[Stored data]
___

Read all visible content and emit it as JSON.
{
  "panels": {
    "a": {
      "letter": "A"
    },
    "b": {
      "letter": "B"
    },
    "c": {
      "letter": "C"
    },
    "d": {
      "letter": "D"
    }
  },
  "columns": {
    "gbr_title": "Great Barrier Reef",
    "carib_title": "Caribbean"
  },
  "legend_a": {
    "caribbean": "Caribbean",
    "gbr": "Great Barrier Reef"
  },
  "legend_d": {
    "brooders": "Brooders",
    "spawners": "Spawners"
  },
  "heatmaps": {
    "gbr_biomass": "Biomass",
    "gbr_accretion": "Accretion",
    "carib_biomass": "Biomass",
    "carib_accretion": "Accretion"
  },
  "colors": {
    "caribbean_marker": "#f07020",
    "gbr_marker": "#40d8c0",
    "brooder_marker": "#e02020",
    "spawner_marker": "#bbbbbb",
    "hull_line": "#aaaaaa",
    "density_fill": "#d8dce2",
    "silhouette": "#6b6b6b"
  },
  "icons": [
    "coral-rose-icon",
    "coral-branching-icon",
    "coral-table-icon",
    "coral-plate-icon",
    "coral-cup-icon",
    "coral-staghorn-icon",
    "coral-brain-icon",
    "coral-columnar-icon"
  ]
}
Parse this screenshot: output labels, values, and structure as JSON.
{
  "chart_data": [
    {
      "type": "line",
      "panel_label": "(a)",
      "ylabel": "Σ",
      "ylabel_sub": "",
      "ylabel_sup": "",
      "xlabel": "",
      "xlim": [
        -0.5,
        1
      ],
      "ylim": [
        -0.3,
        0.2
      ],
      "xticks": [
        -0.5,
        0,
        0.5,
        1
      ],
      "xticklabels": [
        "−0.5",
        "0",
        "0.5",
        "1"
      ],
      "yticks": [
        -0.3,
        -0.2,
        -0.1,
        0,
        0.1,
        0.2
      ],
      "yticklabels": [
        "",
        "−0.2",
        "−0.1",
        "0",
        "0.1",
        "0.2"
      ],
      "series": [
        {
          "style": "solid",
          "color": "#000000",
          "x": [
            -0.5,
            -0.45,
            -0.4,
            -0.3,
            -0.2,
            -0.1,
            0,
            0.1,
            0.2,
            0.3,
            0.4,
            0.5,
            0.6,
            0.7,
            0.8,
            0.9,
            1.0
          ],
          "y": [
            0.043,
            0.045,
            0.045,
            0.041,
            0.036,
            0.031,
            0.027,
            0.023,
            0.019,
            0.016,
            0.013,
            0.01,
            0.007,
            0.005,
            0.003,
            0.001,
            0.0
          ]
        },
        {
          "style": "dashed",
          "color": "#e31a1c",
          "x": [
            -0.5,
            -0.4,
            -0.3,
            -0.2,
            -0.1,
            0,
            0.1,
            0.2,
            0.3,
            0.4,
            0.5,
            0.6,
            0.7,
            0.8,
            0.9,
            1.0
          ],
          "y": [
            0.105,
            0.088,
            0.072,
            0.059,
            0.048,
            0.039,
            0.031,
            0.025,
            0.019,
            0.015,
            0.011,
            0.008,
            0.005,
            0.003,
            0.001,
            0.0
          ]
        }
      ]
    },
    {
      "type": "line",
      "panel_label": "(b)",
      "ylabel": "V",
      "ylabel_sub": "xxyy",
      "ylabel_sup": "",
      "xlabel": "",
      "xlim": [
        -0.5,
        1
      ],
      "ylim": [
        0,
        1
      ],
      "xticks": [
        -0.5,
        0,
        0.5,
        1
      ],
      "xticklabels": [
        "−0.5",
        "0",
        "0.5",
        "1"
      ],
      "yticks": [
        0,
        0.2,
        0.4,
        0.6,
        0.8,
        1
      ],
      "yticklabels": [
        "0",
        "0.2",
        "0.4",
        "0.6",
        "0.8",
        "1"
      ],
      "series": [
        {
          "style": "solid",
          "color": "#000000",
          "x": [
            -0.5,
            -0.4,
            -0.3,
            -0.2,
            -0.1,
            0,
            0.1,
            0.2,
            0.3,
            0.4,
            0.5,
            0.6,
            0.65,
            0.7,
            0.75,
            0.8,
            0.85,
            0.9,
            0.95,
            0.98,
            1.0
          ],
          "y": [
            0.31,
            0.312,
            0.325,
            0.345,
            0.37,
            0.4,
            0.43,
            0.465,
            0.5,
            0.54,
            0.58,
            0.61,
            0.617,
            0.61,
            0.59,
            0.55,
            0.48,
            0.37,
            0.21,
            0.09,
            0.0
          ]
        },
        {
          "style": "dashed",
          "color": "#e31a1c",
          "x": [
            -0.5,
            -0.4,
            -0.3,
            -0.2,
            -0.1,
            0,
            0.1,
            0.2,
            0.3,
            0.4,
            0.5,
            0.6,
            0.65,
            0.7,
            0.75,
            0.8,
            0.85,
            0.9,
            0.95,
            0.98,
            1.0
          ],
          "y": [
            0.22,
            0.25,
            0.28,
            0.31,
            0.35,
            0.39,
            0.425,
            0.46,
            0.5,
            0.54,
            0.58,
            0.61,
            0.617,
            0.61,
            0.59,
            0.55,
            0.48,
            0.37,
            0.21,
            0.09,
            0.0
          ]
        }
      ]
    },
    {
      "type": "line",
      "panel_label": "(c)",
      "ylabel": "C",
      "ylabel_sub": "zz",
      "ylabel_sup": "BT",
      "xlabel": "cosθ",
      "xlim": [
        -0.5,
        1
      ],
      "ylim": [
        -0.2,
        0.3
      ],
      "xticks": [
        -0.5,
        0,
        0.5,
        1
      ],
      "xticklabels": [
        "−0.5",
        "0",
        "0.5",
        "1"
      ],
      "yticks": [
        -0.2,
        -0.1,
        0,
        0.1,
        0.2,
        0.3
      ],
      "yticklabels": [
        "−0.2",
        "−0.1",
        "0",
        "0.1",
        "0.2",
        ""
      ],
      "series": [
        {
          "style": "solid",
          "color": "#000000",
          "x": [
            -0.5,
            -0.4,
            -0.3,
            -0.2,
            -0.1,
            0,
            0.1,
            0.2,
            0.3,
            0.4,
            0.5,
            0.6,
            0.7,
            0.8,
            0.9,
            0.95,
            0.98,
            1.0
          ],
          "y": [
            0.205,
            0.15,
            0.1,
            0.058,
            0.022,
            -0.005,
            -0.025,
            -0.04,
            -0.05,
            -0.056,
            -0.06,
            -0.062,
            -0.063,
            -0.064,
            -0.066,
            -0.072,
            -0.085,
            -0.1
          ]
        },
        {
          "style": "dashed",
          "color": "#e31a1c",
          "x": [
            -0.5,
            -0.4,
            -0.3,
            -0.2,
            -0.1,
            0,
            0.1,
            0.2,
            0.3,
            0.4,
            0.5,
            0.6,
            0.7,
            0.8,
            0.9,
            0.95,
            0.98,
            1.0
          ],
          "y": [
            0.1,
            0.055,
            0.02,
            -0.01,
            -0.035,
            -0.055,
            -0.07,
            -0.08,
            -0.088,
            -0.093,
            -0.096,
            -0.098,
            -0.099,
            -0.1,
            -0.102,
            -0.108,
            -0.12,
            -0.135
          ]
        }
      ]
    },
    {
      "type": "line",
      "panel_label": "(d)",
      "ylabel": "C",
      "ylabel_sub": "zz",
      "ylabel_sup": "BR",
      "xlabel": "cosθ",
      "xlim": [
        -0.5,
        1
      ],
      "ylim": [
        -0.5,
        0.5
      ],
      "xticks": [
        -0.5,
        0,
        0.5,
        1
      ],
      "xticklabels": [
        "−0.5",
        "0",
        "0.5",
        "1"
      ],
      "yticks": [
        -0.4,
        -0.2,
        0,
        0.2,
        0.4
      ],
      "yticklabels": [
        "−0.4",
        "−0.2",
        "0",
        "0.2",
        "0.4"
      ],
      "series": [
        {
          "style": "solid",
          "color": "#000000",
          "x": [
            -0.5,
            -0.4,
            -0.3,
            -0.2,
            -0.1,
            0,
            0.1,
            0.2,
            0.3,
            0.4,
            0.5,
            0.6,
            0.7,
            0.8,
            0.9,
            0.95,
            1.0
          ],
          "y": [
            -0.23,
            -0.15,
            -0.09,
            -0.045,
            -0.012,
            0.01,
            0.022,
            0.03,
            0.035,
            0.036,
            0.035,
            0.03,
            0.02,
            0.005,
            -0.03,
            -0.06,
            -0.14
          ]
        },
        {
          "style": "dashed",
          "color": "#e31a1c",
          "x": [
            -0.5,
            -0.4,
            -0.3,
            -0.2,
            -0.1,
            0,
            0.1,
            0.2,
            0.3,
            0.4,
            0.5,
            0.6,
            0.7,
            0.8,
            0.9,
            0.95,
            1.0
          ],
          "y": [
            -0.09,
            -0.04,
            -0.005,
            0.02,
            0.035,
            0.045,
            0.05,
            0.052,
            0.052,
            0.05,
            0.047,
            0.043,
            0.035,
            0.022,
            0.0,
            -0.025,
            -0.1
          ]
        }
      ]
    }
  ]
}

___

AIM:
State the count of lines in the data holding the word "JSON", adding nothing to it.

ANSWER TO THIS PROBLEM:
2